-------- RECORDS PROVIDED --------

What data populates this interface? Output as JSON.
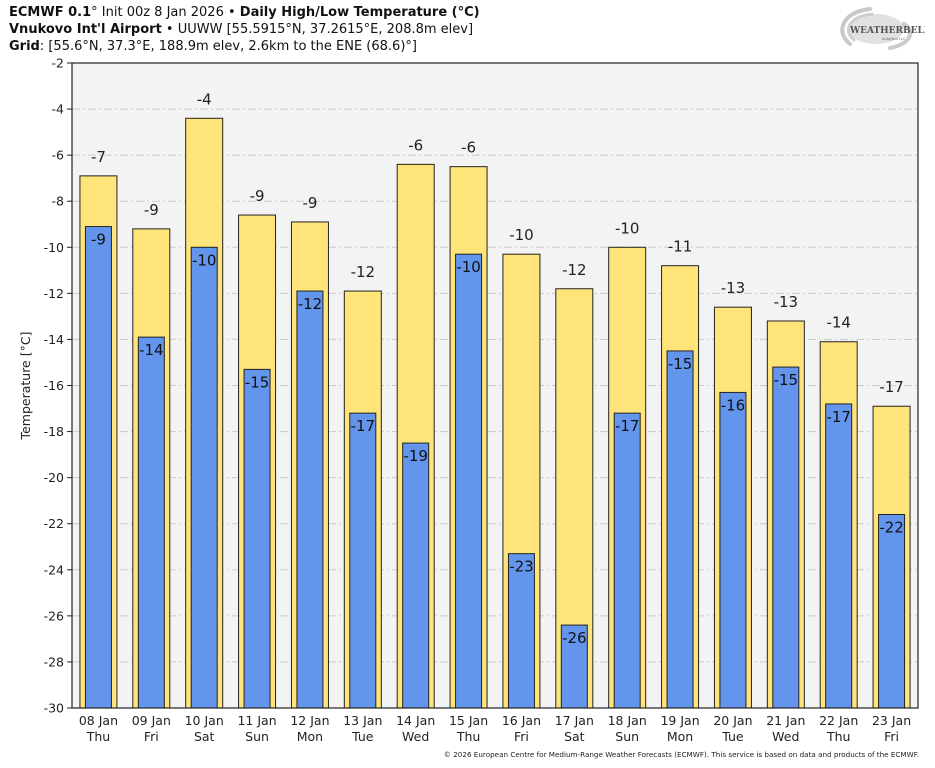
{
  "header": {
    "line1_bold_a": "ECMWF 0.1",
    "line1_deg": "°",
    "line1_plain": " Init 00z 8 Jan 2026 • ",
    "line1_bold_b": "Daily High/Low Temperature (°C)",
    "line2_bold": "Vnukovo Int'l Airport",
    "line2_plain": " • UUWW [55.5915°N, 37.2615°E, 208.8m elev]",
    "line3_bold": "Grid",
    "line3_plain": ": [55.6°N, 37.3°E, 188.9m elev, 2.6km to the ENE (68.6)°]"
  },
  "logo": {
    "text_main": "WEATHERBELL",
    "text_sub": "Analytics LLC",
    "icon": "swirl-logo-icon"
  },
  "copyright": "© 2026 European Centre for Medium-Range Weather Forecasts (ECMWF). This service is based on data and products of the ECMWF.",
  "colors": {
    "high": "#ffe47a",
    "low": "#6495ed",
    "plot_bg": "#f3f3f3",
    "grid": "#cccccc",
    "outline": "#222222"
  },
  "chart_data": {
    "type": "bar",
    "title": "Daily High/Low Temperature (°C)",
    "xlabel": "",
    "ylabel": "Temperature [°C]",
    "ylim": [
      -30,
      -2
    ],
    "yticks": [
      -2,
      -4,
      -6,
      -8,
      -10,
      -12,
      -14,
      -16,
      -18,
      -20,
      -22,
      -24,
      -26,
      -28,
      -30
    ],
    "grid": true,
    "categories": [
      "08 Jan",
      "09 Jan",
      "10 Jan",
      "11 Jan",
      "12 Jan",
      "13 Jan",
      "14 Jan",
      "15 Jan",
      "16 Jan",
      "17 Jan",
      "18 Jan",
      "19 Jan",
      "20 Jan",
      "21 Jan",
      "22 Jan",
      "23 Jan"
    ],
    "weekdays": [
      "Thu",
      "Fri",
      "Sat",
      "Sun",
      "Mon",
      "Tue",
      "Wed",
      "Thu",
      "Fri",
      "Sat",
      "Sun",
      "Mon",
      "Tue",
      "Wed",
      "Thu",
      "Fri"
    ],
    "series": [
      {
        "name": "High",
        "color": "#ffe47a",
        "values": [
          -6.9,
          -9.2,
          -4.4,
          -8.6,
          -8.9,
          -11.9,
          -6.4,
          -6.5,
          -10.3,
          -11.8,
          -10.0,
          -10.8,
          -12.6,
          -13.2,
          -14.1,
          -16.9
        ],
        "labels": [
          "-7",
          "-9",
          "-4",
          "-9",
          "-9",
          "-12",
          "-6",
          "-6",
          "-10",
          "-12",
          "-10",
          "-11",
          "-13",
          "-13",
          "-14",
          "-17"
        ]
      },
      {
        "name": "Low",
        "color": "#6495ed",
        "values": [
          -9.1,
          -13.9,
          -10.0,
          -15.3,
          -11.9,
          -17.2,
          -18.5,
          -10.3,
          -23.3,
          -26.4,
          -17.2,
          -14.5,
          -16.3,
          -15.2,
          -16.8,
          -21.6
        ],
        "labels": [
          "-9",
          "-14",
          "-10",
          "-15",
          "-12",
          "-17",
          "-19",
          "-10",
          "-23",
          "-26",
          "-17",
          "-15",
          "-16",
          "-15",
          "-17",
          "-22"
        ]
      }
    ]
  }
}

--------
-------- RECORDS PROVIDED --------

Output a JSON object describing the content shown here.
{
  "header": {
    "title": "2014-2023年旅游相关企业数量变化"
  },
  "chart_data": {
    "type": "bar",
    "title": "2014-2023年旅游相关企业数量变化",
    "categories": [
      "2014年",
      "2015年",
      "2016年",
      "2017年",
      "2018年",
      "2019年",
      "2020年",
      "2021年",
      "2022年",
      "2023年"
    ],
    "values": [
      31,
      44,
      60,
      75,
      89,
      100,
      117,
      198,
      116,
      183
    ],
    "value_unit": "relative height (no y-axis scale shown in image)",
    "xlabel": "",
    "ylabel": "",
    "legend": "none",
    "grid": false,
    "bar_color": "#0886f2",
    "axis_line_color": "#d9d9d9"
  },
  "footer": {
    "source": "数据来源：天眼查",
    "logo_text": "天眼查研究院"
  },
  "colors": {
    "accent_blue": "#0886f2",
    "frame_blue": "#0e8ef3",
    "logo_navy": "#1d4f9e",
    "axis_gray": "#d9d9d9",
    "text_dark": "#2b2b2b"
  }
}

--------

**GOAL**. From the data above, pick out each line containing "elev" and copy it.

**ANSWER TO THIS EXERCISE**.
    "line2_plain": " • UUWW [55.5915°N, 37.2615°E, 208.8m elev]",
    "line3_plain": ": [55.6°N, 37.3°E, 188.9m elev, 2.6km to the ENE (68.6)°]"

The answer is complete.